Set exercise
Your task is to reproduce the material exactly.

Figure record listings

╭──

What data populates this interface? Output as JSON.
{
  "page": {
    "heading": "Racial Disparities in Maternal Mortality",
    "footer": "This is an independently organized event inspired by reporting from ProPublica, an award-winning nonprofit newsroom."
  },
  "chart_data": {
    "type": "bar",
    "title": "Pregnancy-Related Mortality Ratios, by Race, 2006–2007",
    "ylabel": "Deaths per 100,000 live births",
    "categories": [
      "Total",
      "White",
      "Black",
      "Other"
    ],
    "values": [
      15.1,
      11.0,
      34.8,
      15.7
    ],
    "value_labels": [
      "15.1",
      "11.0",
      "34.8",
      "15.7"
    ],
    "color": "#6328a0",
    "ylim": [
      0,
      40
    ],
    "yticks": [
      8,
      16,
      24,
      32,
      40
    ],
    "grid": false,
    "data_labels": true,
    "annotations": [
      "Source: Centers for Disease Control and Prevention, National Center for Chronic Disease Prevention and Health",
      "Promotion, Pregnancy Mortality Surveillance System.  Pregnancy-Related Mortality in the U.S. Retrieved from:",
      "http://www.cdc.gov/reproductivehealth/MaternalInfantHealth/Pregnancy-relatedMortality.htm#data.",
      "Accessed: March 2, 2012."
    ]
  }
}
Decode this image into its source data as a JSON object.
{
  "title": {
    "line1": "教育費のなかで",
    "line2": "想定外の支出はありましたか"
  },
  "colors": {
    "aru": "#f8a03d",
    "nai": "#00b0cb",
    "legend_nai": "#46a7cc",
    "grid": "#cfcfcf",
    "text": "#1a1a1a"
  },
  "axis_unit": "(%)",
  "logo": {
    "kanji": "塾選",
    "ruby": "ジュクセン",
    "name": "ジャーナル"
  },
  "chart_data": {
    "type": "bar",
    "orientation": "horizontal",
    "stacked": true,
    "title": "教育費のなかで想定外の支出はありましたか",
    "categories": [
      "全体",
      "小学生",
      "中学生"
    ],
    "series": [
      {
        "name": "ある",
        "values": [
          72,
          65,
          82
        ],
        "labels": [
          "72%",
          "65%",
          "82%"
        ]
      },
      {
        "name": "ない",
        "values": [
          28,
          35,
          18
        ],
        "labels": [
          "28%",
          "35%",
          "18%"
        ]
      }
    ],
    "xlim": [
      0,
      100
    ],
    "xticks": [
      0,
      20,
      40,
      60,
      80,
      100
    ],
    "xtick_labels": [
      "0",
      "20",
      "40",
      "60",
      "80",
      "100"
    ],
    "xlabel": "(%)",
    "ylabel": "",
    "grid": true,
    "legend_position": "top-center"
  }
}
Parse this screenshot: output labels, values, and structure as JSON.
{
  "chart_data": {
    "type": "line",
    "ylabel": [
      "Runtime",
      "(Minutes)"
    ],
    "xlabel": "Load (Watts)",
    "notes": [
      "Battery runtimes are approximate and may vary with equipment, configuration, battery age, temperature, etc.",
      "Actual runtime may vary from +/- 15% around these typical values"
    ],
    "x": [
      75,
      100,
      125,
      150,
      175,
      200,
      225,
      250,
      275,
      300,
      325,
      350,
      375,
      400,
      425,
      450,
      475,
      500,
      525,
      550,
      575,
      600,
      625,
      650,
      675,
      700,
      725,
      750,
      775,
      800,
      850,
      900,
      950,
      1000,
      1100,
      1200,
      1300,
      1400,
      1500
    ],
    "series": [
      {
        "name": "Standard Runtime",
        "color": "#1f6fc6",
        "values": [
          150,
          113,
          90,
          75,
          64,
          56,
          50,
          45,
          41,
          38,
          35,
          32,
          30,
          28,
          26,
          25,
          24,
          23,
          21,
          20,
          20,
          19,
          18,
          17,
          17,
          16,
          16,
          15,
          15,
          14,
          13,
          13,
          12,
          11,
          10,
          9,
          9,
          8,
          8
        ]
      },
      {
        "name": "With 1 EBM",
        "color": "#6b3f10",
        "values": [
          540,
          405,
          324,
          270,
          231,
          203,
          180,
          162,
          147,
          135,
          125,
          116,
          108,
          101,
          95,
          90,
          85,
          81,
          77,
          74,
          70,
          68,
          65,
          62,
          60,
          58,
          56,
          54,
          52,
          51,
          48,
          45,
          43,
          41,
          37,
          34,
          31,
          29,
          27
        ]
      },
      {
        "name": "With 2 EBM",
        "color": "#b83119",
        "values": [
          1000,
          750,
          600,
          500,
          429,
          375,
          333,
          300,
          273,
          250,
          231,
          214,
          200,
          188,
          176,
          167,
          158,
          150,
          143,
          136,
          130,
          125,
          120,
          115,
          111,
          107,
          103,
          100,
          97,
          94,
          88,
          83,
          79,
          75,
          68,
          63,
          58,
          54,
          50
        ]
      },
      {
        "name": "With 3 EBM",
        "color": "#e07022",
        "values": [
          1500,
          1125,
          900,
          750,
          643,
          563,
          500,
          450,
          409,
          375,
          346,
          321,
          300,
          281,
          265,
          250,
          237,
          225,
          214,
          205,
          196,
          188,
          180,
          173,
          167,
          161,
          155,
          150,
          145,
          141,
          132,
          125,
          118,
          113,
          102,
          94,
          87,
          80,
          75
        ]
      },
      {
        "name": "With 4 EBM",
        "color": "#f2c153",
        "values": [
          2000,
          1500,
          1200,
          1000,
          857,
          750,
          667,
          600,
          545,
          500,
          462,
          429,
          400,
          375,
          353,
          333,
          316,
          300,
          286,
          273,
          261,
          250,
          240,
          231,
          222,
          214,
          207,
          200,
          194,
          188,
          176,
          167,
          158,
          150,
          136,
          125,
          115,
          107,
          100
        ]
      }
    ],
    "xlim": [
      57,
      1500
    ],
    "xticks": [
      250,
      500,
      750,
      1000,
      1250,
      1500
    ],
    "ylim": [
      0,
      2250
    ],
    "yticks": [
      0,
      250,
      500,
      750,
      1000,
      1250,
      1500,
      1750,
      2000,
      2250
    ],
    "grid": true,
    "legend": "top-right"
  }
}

╰──

Written answer
What data populates this interface? Output as JSON.
{
  "page": {
    "heading": "Racial Disparities in Maternal Mortality",
    "footer": "This is an independently organized event inspired by reporting from ProPublica, an award-winning nonprofit newsroom."
  },
  "chart_data": {
    "type": "bar",
    "title": "Pregnancy-Related Mortality Ratios, by Race, 2006–2007",
    "ylabel": "Deaths per 100,000 live births",
    "categories": [
      "Total",
      "White",
      "Black",
      "Other"
    ],
    "values": [
      15.1,
      11.0,
      34.8,
      15.7
    ],
    "value_labels": [
      "15.1",
      "11.0",
      "34.8",
      "15.7"
    ],
    "color": "#6328a0",
    "ylim": [
      0,
      40
    ],
    "yticks": [
      8,
      16,
      24,
      32,
      40
    ],
    "grid": false,
    "data_labels": true,
    "annotations": [
      "Source: Centers for Disease Control and Prevention, National Center for Chronic Disease Prevention and Health",
      "Promotion, Pregnancy Mortality Surveillance System.  Pregnancy-Related Mortality in the U.S. Retrieved from:",
      "http://www.cdc.gov/reproductivehealth/MaternalInfantHealth/Pregnancy-relatedMortality.htm#data.",
      "Accessed: March 2, 2012."
    ]
  }
}
Decode this image into its source data as a JSON object.
{
  "title": {
    "line1": "教育費のなかで",
    "line2": "想定外の支出はありましたか"
  },
  "colors": {
    "aru": "#f8a03d",
    "nai": "#00b0cb",
    "legend_nai": "#46a7cc",
    "grid": "#cfcfcf",
    "text": "#1a1a1a"
  },
  "axis_unit": "(%)",
  "logo": {
    "kanji": "塾選",
    "ruby": "ジュクセン",
    "name": "ジャーナル"
  },
  "chart_data": {
    "type": "bar",
    "orientation": "horizontal",
    "stacked": true,
    "title": "教育費のなかで想定外の支出はありましたか",
    "categories": [
      "全体",
      "小学生",
      "中学生"
    ],
    "series": [
      {
        "name": "ある",
        "values": [
          72,
          65,
          82
        ],
        "labels": [
          "72%",
          "65%",
          "82%"
        ]
      },
      {
        "name": "ない",
        "values": [
          28,
          35,
          18
        ],
        "labels": [
          "28%",
          "35%",
          "18%"
        ]
      }
    ],
    "xlim": [
      0,
      100
    ],
    "xticks": [
      0,
      20,
      40,
      60,
      80,
      100
    ],
    "xtick_labels": [
      "0",
      "20",
      "40",
      "60",
      "80",
      "100"
    ],
    "xlabel": "(%)",
    "ylabel": "",
    "grid": true,
    "legend_position": "top-center"
  }
}
Parse this screenshot: output labels, values, and structure as JSON.
{
  "chart_data": {
    "type": "line",
    "ylabel": [
      "Runtime",
      "(Minutes)"
    ],
    "xlabel": "Load (Watts)",
    "notes": [
      "Battery runtimes are approximate and may vary with equipment, configuration, battery age, temperature, etc.",
      "Actual runtime may vary from +/- 15% around these typical values"
    ],
    "x": [
      75,
      100,
      125,
      150,
      175,
      200,
      225,
      250,
      275,
      300,
      325,
      350,
      375,
      400,
      425,
      450,
      475,
      500,
      525,
      550,
      575,
      600,
      625,
      650,
      675,
      700,
      725,
      750,
      775,
      800,
      850,
      900,
      950,
      1000,
      1100,
      1200,
      1300,
      1400,
      1500
    ],
    "series": [
      {
        "name": "Standard Runtime",
        "color": "#1f6fc6",
        "values": [
          150,
          113,
          90,
          75,
          64,
          56,
          50,
          45,
          41,
          38,
          35,
          32,
          30,
          28,
          26,
          25,
          24,
          23,
          21,
          20,
          20,
          19,
          18,
          17,
          17,
          16,
          16,
          15,
          15,
          14,
          13,
          13,
          12,
          11,
          10,
          9,
          9,
          8,
          8
        ]
      },
      {
        "name": "With 1 EBM",
        "color": "#6b3f10",
        "values": [
          540,
          405,
          324,
          270,
          231,
          203,
          180,
          162,
          147,
          135,
          125,
          116,
          108,
          101,
          95,
          90,
          85,
          81,
          77,
          74,
          70,
          68,
          65,
          62,
          60,
          58,
          56,
          54,
          52,
          51,
          48,
          45,
          43,
          41,
          37,
          34,
          31,
          29,
          27
        ]
      },
      {
        "name": "With 2 EBM",
        "color": "#b83119",
        "values": [
          1000,
          750,
          600,
          500,
          429,
          375,
          333,
          300,
          273,
          250,
          231,
          214,
          200,
          188,
          176,
          167,
          158,
          150,
          143,
          136,
          130,
          125,
          120,
          115,
          111,
          107,
          103,
          100,
          97,
          94,
          88,
          83,
          79,
          75,
          68,
          63,
          58,
          54,
          50
        ]
      },
      {
        "name": "With 3 EBM",
        "color": "#e07022",
        "values": [
          1500,
          1125,
          900,
          750,
          643,
          563,
          500,
          450,
          409,
          375,
          346,
          321,
          300,
          281,
          265,
          250,
          237,
          225,
          214,
          205,
          196,
          188,
          180,
          173,
          167,
          161,
          155,
          150,
          145,
          141,
          132,
          125,
          118,
          113,
          102,
          94,
          87,
          80,
          75
        ]
      },
      {
        "name": "With 4 EBM",
        "color": "#f2c153",
        "values": [
          2000,
          1500,
          1200,
          1000,
          857,
          750,
          667,
          600,
          545,
          500,
          462,
          429,
          400,
          375,
          353,
          333,
          316,
          300,
          286,
          273,
          261,
          250,
          240,
          231,
          222,
          214,
          207,
          200,
          194,
          188,
          176,
          167,
          158,
          150,
          136,
          125,
          115,
          107,
          100
        ]
      }
    ],
    "xlim": [
      57,
      1500
    ],
    "xticks": [
      250,
      500,
      750,
      1000,
      1250,
      1500
    ],
    "ylim": [
      0,
      2250
    ],
    "yticks": [
      0,
      250,
      500,
      750,
      1000,
      1250,
      1500,
      1750,
      2000,
      2250
    ],
    "grid": true,
    "legend": "top-right"
  }
}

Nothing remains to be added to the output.